YOUR OBJECTIVE >> All of the records listed below should be retyped exactly.

--- start DATA ENTRIES ---

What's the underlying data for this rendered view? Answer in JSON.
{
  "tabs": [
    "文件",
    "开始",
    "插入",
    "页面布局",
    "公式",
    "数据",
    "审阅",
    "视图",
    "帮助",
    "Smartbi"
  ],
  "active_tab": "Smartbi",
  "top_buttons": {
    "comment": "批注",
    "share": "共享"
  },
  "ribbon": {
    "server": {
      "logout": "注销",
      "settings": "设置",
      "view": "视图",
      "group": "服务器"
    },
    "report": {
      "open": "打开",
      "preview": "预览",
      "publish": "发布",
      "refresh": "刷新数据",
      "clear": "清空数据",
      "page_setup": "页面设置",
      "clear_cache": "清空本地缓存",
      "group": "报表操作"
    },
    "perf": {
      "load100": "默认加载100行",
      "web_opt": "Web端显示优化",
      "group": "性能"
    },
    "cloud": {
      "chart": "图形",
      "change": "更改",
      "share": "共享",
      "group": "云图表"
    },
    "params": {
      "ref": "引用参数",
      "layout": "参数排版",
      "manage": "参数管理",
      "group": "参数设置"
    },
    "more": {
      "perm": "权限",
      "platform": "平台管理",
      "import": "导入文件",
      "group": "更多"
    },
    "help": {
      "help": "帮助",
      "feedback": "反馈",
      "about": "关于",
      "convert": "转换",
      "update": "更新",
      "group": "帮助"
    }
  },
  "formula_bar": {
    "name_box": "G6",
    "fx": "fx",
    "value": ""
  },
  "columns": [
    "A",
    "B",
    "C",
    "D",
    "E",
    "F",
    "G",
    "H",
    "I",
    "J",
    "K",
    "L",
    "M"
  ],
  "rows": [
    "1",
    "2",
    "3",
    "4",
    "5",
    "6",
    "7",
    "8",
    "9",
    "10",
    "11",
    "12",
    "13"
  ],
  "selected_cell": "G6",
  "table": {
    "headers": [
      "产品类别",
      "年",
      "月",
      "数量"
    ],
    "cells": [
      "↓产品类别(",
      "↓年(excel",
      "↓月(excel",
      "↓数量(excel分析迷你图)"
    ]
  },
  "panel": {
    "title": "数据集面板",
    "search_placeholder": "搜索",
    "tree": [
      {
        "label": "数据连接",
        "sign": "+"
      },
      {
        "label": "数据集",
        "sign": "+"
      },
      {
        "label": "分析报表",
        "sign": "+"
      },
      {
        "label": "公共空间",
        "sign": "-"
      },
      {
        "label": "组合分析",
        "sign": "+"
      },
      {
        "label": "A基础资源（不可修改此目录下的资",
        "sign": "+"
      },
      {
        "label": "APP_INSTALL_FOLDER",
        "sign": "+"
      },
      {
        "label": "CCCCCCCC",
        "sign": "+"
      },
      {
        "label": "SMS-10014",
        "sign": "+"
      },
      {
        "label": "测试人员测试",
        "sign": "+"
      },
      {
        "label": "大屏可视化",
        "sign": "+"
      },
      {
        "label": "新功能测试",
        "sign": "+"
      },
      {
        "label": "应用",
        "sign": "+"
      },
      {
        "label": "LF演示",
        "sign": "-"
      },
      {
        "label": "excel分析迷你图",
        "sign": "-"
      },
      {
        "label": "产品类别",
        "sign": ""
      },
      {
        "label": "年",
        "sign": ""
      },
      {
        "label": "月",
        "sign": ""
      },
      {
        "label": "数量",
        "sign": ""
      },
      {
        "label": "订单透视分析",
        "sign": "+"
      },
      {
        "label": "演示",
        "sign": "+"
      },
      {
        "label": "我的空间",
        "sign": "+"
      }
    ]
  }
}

--- end DATA ENTRIES ---

THE RESULT >>
What's the underlying data for this rendered view? Answer in JSON.
{
  "tabs": [
    "文件",
    "开始",
    "插入",
    "页面布局",
    "公式",
    "数据",
    "审阅",
    "视图",
    "帮助",
    "Smartbi"
  ],
  "active_tab": "Smartbi",
  "top_buttons": {
    "comment": "批注",
    "share": "共享"
  },
  "ribbon": {
    "server": {
      "logout": "注销",
      "settings": "设置",
      "view": "视图",
      "group": "服务器"
    },
    "report": {
      "open": "打开",
      "preview": "预览",
      "publish": "发布",
      "refresh": "刷新数据",
      "clear": "清空数据",
      "page_setup": "页面设置",
      "clear_cache": "清空本地缓存",
      "group": "报表操作"
    },
    "perf": {
      "load100": "默认加载100行",
      "web_opt": "Web端显示优化",
      "group": "性能"
    },
    "cloud": {
      "chart": "图形",
      "change": "更改",
      "share": "共享",
      "group": "云图表"
    },
    "params": {
      "ref": "引用参数",
      "layout": "参数排版",
      "manage": "参数管理",
      "group": "参数设置"
    },
    "more": {
      "perm": "权限",
      "platform": "平台管理",
      "import": "导入文件",
      "group": "更多"
    },
    "help": {
      "help": "帮助",
      "feedback": "反馈",
      "about": "关于",
      "convert": "转换",
      "update": "更新",
      "group": "帮助"
    }
  },
  "formula_bar": {
    "name_box": "G6",
    "fx": "fx",
    "value": ""
  },
  "columns": [
    "A",
    "B",
    "C",
    "D",
    "E",
    "F",
    "G",
    "H",
    "I",
    "J",
    "K",
    "L",
    "M"
  ],
  "rows": [
    "1",
    "2",
    "3",
    "4",
    "5",
    "6",
    "7",
    "8",
    "9",
    "10",
    "11",
    "12",
    "13"
  ],
  "selected_cell": "G6",
  "table": {
    "headers": [
      "产品类别",
      "年",
      "月",
      "数量"
    ],
    "cells": [
      "↓产品类别(",
      "↓年(excel",
      "↓月(excel",
      "↓数量(excel分析迷你图)"
    ]
  },
  "panel": {
    "title": "数据集面板",
    "search_placeholder": "搜索",
    "tree": [
      {
        "label": "数据连接",
        "sign": "+"
      },
      {
        "label": "数据集",
        "sign": "+"
      },
      {
        "label": "分析报表",
        "sign": "+"
      },
      {
        "label": "公共空间",
        "sign": "-"
      },
      {
        "label": "组合分析",
        "sign": "+"
      },
      {
        "label": "A基础资源（不可修改此目录下的资",
        "sign": "+"
      },
      {
        "label": "APP_INSTALL_FOLDER",
        "sign": "+"
      },
      {
        "label": "CCCCCCCC",
        "sign": "+"
      },
      {
        "label": "SMS-10014",
        "sign": "+"
      },
      {
        "label": "测试人员测试",
        "sign": "+"
      },
      {
        "label": "大屏可视化",
        "sign": "+"
      },
      {
        "label": "新功能测试",
        "sign": "+"
      },
      {
        "label": "应用",
        "sign": "+"
      },
      {
        "label": "LF演示",
        "sign": "-"
      },
      {
        "label": "excel分析迷你图",
        "sign": "-"
      },
      {
        "label": "产品类别",
        "sign": ""
      },
      {
        "label": "年",
        "sign": ""
      },
      {
        "label": "月",
        "sign": ""
      },
      {
        "label": "数量",
        "sign": ""
      },
      {
        "label": "订单透视分析",
        "sign": "+"
      },
      {
        "label": "演示",
        "sign": "+"
      },
      {
        "label": "我的空间",
        "sign": "+"
      }
    ]
  }
}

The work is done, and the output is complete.